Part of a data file
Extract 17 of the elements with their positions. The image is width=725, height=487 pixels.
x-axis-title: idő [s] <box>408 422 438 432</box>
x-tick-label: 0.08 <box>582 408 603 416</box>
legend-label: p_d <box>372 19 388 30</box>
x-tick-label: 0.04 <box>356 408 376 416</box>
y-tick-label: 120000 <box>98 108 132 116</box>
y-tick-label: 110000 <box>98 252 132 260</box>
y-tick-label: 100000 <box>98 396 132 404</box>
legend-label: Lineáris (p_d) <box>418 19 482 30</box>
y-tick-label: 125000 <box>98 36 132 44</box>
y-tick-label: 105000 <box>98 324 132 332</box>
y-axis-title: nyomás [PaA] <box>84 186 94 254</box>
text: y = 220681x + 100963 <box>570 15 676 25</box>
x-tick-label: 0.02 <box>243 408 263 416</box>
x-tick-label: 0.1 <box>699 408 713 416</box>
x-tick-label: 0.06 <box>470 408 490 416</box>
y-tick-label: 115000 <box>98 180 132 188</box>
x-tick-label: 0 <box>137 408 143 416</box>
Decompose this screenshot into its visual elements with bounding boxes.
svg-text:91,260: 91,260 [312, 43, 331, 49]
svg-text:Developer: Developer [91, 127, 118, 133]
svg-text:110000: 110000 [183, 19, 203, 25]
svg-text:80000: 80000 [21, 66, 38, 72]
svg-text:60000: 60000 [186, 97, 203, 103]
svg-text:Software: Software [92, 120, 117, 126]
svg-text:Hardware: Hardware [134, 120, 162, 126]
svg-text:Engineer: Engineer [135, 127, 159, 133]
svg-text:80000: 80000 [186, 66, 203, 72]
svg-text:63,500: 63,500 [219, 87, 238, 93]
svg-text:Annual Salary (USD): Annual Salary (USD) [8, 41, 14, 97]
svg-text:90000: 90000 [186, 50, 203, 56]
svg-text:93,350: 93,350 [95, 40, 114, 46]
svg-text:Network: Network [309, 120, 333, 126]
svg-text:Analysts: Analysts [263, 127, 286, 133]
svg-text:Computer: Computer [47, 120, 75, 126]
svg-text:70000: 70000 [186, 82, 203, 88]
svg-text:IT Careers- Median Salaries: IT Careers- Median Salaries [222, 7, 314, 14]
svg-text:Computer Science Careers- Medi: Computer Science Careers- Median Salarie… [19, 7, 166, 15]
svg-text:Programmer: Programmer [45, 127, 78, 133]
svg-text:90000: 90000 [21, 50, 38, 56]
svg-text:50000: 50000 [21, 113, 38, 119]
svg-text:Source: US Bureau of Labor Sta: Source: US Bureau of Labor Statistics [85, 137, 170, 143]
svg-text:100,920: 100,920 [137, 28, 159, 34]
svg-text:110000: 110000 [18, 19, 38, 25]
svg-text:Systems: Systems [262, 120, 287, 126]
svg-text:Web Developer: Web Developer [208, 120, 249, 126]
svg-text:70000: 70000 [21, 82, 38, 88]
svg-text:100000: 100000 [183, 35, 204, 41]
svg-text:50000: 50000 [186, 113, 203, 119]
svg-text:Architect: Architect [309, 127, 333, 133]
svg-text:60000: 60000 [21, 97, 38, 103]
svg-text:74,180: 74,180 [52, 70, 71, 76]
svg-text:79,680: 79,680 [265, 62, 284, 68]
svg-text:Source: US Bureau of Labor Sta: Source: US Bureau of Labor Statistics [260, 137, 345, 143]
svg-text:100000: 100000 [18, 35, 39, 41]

*WHAT TO WORK ON*. Rewrite everything from the start of the records down to and including the line containing "x-tick-label: 0.04 <box>356 408 376 416</box>" as a Markdown table with the columns Row and Line, skipping any blank lines.

*RESULT OF THE EXERCISE*.
| Row | Line |
|---|---|
| 1 | Extract 17 of the elements with their positions. The image is width=725, height=487 pixels. |
| 2 | x-axis-title: idő [s] <box>408 422 438 432</box> |
| 3 | x-tick-label: 0.08 <box>582 408 603 416</box> |
| 4 | legend-label: p_d <box>372 19 388 30</box> |
| 5 | x-tick-label: 0.04 <box>356 408 376 416</box> |